Leave out any picture and return the remaining listing below exactly as given.
======== Task input
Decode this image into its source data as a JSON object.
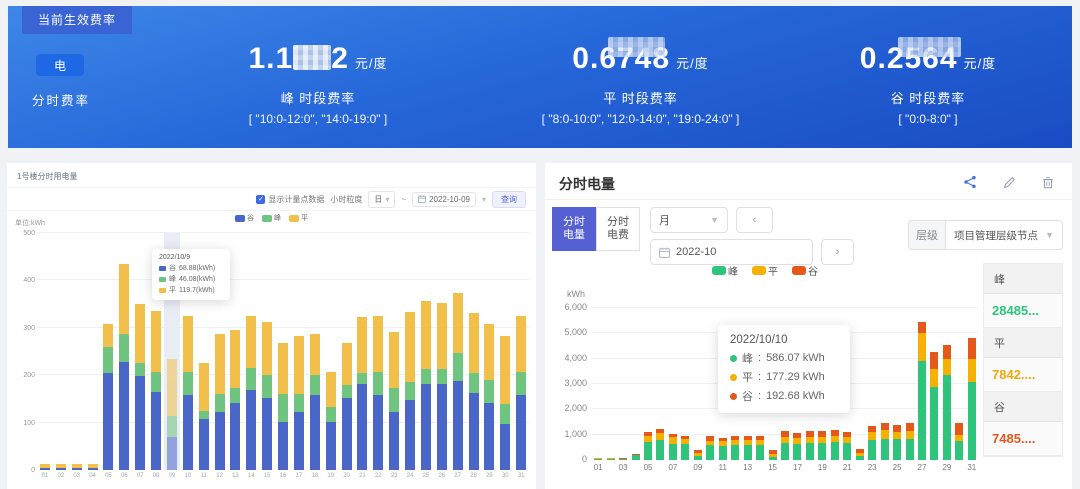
{
  "banner": {
    "tab": "当前生效费率",
    "energy_chip": "电",
    "rate_type": "分时费率",
    "unit": "元/度",
    "rates": [
      {
        "prefix": "1.1",
        "suffix": "2",
        "label": "峰 时段费率",
        "periods": "[ \"10:0-12:0\", \"14:0-19:0\" ]"
      },
      {
        "value": "0.6748",
        "label": "平 时段费率",
        "periods": "[ \"8:0-10:0\", \"12:0-14:0\", \"19:0-24:0\" ]"
      },
      {
        "value": "0.2564",
        "label": "谷 时段费率",
        "periods": "[ \"0:0-8:0\" ]"
      }
    ]
  },
  "left_panel": {
    "title": "1号楼分时用电量",
    "toolbar": {
      "checkbox_label": "显示计量点数据",
      "granularity_label": "小时粒度",
      "select_value": "日",
      "range_sep": "~",
      "date_value": "2022-10-09",
      "button": "查询"
    },
    "tooltip": {
      "date": "2022/10/9",
      "rows": [
        {
          "name": "谷",
          "value": "68.88(kWh)",
          "color": "#4a66c8"
        },
        {
          "name": "峰",
          "value": "46.08(kWh)",
          "color": "#6fc57f"
        },
        {
          "name": "平",
          "value": "119.7(kWh)",
          "color": "#f2c04a"
        }
      ]
    }
  },
  "right_panel": {
    "title": "分时电量",
    "toggle": [
      {
        "line1": "分时",
        "line2": "电量",
        "active": true
      },
      {
        "line1": "分时",
        "line2": "电费",
        "active": false
      }
    ],
    "period_select": "月",
    "prev": "‹",
    "next": "›",
    "date_value": "2022-10",
    "level_label": "层级",
    "level_value": "项目管理层级节点",
    "tooltip": {
      "date": "2022/10/10",
      "rows": [
        {
          "name": "峰",
          "value": "586.07 kWh",
          "color": "#2ec47c"
        },
        {
          "name": "平",
          "value": "177.29 kWh",
          "color": "#f5b000"
        },
        {
          "name": "谷",
          "value": "192.68 kWh",
          "color": "#e4581c"
        }
      ]
    },
    "summary": [
      {
        "name": "峰",
        "value": "28485...",
        "color": "#2ec47c"
      },
      {
        "name": "平",
        "value": "7842....",
        "color": "#f0a80a"
      },
      {
        "name": "谷",
        "value": "7485....",
        "color": "#e4581c"
      }
    ]
  },
  "chart_data": [
    {
      "type": "bar",
      "stacked": true,
      "title": "1号楼分时用电量",
      "unit_label": "单位:kWh",
      "ylim": [
        0,
        500
      ],
      "yticks": [
        0,
        100,
        200,
        300,
        400,
        500
      ],
      "grid": true,
      "legend_position": "top-center",
      "highlight_index": 8,
      "categories": [
        "01",
        "02",
        "03",
        "04",
        "05",
        "06",
        "07",
        "08",
        "09",
        "10",
        "11",
        "12",
        "13",
        "14",
        "15",
        "16",
        "17",
        "18",
        "19",
        "20",
        "21",
        "22",
        "23",
        "24",
        "25",
        "26",
        "27",
        "28",
        "29",
        "30",
        "31"
      ],
      "series": [
        {
          "name": "谷",
          "color": "#4a66c8",
          "values": [
            4,
            4,
            4,
            4,
            205,
            228,
            198,
            165,
            69,
            158,
            108,
            122,
            142,
            168,
            152,
            102,
            122,
            158,
            102,
            152,
            182,
            158,
            122,
            148,
            182,
            182,
            188,
            162,
            142,
            98,
            158
          ]
        },
        {
          "name": "峰",
          "color": "#6fc57f",
          "values": [
            0,
            0,
            0,
            0,
            55,
            58,
            28,
            42,
            46,
            48,
            16,
            38,
            32,
            48,
            48,
            58,
            38,
            42,
            32,
            28,
            22,
            48,
            52,
            38,
            32,
            32,
            58,
            42,
            48,
            42,
            48
          ]
        },
        {
          "name": "平",
          "color": "#f2c04a",
          "values": [
            8,
            8,
            8,
            8,
            48,
            148,
            125,
            128,
            120,
            118,
            102,
            128,
            122,
            108,
            112,
            108,
            122,
            88,
            72,
            88,
            118,
            118,
            118,
            148,
            142,
            138,
            128,
            128,
            118,
            142,
            118
          ]
        }
      ]
    },
    {
      "type": "bar",
      "stacked": true,
      "title": "分时电量",
      "unit_label": "kWh",
      "ylabel": "kWh",
      "ylim": [
        0,
        6000
      ],
      "yticks": [
        0,
        1000,
        2000,
        3000,
        4000,
        5000,
        6000
      ],
      "grid": true,
      "legend_position": "top-center",
      "categories": [
        "01",
        "02",
        "03",
        "04",
        "05",
        "06",
        "07",
        "08",
        "09",
        "10",
        "11",
        "12",
        "13",
        "14",
        "15",
        "16",
        "17",
        "18",
        "19",
        "20",
        "21",
        "22",
        "23",
        "24",
        "25",
        "26",
        "27",
        "28",
        "29",
        "30",
        "31"
      ],
      "series": [
        {
          "name": "峰",
          "color": "#2ec47c",
          "values": [
            40,
            40,
            35,
            180,
            700,
            780,
            650,
            640,
            150,
            586,
            560,
            600,
            600,
            600,
            120,
            680,
            650,
            680,
            680,
            700,
            680,
            150,
            800,
            850,
            820,
            840,
            3900,
            2900,
            3350,
            750,
            3100
          ]
        },
        {
          "name": "平",
          "color": "#f5b000",
          "values": [
            25,
            25,
            20,
            30,
            250,
            280,
            250,
            200,
            130,
            177,
            180,
            200,
            200,
            200,
            130,
            250,
            230,
            250,
            250,
            260,
            250,
            130,
            300,
            320,
            300,
            320,
            1100,
            700,
            650,
            250,
            900
          ]
        },
        {
          "name": "谷",
          "color": "#e4581c",
          "values": [
            25,
            25,
            20,
            20,
            150,
            160,
            140,
            120,
            100,
            193,
            130,
            150,
            150,
            160,
            130,
            200,
            180,
            200,
            200,
            210,
            190,
            170,
            250,
            280,
            270,
            290,
            450,
            650,
            550,
            450,
            800
          ]
        }
      ]
    }
  ]
}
================
> _Solved exercise_
Decode this image into its source data as a JSON object.
{
  "banner": {
    "tab": "当前生效费率",
    "energy_chip": "电",
    "rate_type": "分时费率",
    "unit": "元/度",
    "rates": [
      {
        "prefix": "1.1",
        "suffix": "2",
        "label": "峰 时段费率",
        "periods": "[ \"10:0-12:0\", \"14:0-19:0\" ]"
      },
      {
        "value": "0.6748",
        "label": "平 时段费率",
        "periods": "[ \"8:0-10:0\", \"12:0-14:0\", \"19:0-24:0\" ]"
      },
      {
        "value": "0.2564",
        "label": "谷 时段费率",
        "periods": "[ \"0:0-8:0\" ]"
      }
    ]
  },
  "left_panel": {
    "title": "1号楼分时用电量",
    "toolbar": {
      "checkbox_label": "显示计量点数据",
      "granularity_label": "小时粒度",
      "select_value": "日",
      "range_sep": "~",
      "date_value": "2022-10-09",
      "button": "查询"
    },
    "tooltip": {
      "date": "2022/10/9",
      "rows": [
        {
          "name": "谷",
          "value": "68.88(kWh)",
          "color": "#4a66c8"
        },
        {
          "name": "峰",
          "value": "46.08(kWh)",
          "color": "#6fc57f"
        },
        {
          "name": "平",
          "value": "119.7(kWh)",
          "color": "#f2c04a"
        }
      ]
    }
  },
  "right_panel": {
    "title": "分时电量",
    "toggle": [
      {
        "line1": "分时",
        "line2": "电量",
        "active": true
      },
      {
        "line1": "分时",
        "line2": "电费",
        "active": false
      }
    ],
    "period_select": "月",
    "prev": "‹",
    "next": "›",
    "date_value": "2022-10",
    "level_label": "层级",
    "level_value": "项目管理层级节点",
    "tooltip": {
      "date": "2022/10/10",
      "rows": [
        {
          "name": "峰",
          "value": "586.07 kWh",
          "color": "#2ec47c"
        },
        {
          "name": "平",
          "value": "177.29 kWh",
          "color": "#f5b000"
        },
        {
          "name": "谷",
          "value": "192.68 kWh",
          "color": "#e4581c"
        }
      ]
    },
    "summary": [
      {
        "name": "峰",
        "value": "28485...",
        "color": "#2ec47c"
      },
      {
        "name": "平",
        "value": "7842....",
        "color": "#f0a80a"
      },
      {
        "name": "谷",
        "value": "7485....",
        "color": "#e4581c"
      }
    ]
  },
  "chart_data": [
    {
      "type": "bar",
      "stacked": true,
      "title": "1号楼分时用电量",
      "unit_label": "单位:kWh",
      "ylim": [
        0,
        500
      ],
      "yticks": [
        0,
        100,
        200,
        300,
        400,
        500
      ],
      "grid": true,
      "legend_position": "top-center",
      "highlight_index": 8,
      "categories": [
        "01",
        "02",
        "03",
        "04",
        "05",
        "06",
        "07",
        "08",
        "09",
        "10",
        "11",
        "12",
        "13",
        "14",
        "15",
        "16",
        "17",
        "18",
        "19",
        "20",
        "21",
        "22",
        "23",
        "24",
        "25",
        "26",
        "27",
        "28",
        "29",
        "30",
        "31"
      ],
      "series": [
        {
          "name": "谷",
          "color": "#4a66c8",
          "values": [
            4,
            4,
            4,
            4,
            205,
            228,
            198,
            165,
            69,
            158,
            108,
            122,
            142,
            168,
            152,
            102,
            122,
            158,
            102,
            152,
            182,
            158,
            122,
            148,
            182,
            182,
            188,
            162,
            142,
            98,
            158
          ]
        },
        {
          "name": "峰",
          "color": "#6fc57f",
          "values": [
            0,
            0,
            0,
            0,
            55,
            58,
            28,
            42,
            46,
            48,
            16,
            38,
            32,
            48,
            48,
            58,
            38,
            42,
            32,
            28,
            22,
            48,
            52,
            38,
            32,
            32,
            58,
            42,
            48,
            42,
            48
          ]
        },
        {
          "name": "平",
          "color": "#f2c04a",
          "values": [
            8,
            8,
            8,
            8,
            48,
            148,
            125,
            128,
            120,
            118,
            102,
            128,
            122,
            108,
            112,
            108,
            122,
            88,
            72,
            88,
            118,
            118,
            118,
            148,
            142,
            138,
            128,
            128,
            118,
            142,
            118
          ]
        }
      ]
    },
    {
      "type": "bar",
      "stacked": true,
      "title": "分时电量",
      "unit_label": "kWh",
      "ylabel": "kWh",
      "ylim": [
        0,
        6000
      ],
      "yticks": [
        0,
        1000,
        2000,
        3000,
        4000,
        5000,
        6000
      ],
      "grid": true,
      "legend_position": "top-center",
      "categories": [
        "01",
        "02",
        "03",
        "04",
        "05",
        "06",
        "07",
        "08",
        "09",
        "10",
        "11",
        "12",
        "13",
        "14",
        "15",
        "16",
        "17",
        "18",
        "19",
        "20",
        "21",
        "22",
        "23",
        "24",
        "25",
        "26",
        "27",
        "28",
        "29",
        "30",
        "31"
      ],
      "series": [
        {
          "name": "峰",
          "color": "#2ec47c",
          "values": [
            40,
            40,
            35,
            180,
            700,
            780,
            650,
            640,
            150,
            586,
            560,
            600,
            600,
            600,
            120,
            680,
            650,
            680,
            680,
            700,
            680,
            150,
            800,
            850,
            820,
            840,
            3900,
            2900,
            3350,
            750,
            3100
          ]
        },
        {
          "name": "平",
          "color": "#f5b000",
          "values": [
            25,
            25,
            20,
            30,
            250,
            280,
            250,
            200,
            130,
            177,
            180,
            200,
            200,
            200,
            130,
            250,
            230,
            250,
            250,
            260,
            250,
            130,
            300,
            320,
            300,
            320,
            1100,
            700,
            650,
            250,
            900
          ]
        },
        {
          "name": "谷",
          "color": "#e4581c",
          "values": [
            25,
            25,
            20,
            20,
            150,
            160,
            140,
            120,
            100,
            193,
            130,
            150,
            150,
            160,
            130,
            200,
            180,
            200,
            200,
            210,
            190,
            170,
            250,
            280,
            270,
            290,
            450,
            650,
            550,
            450,
            800
          ]
        }
      ]
    }
  ]
}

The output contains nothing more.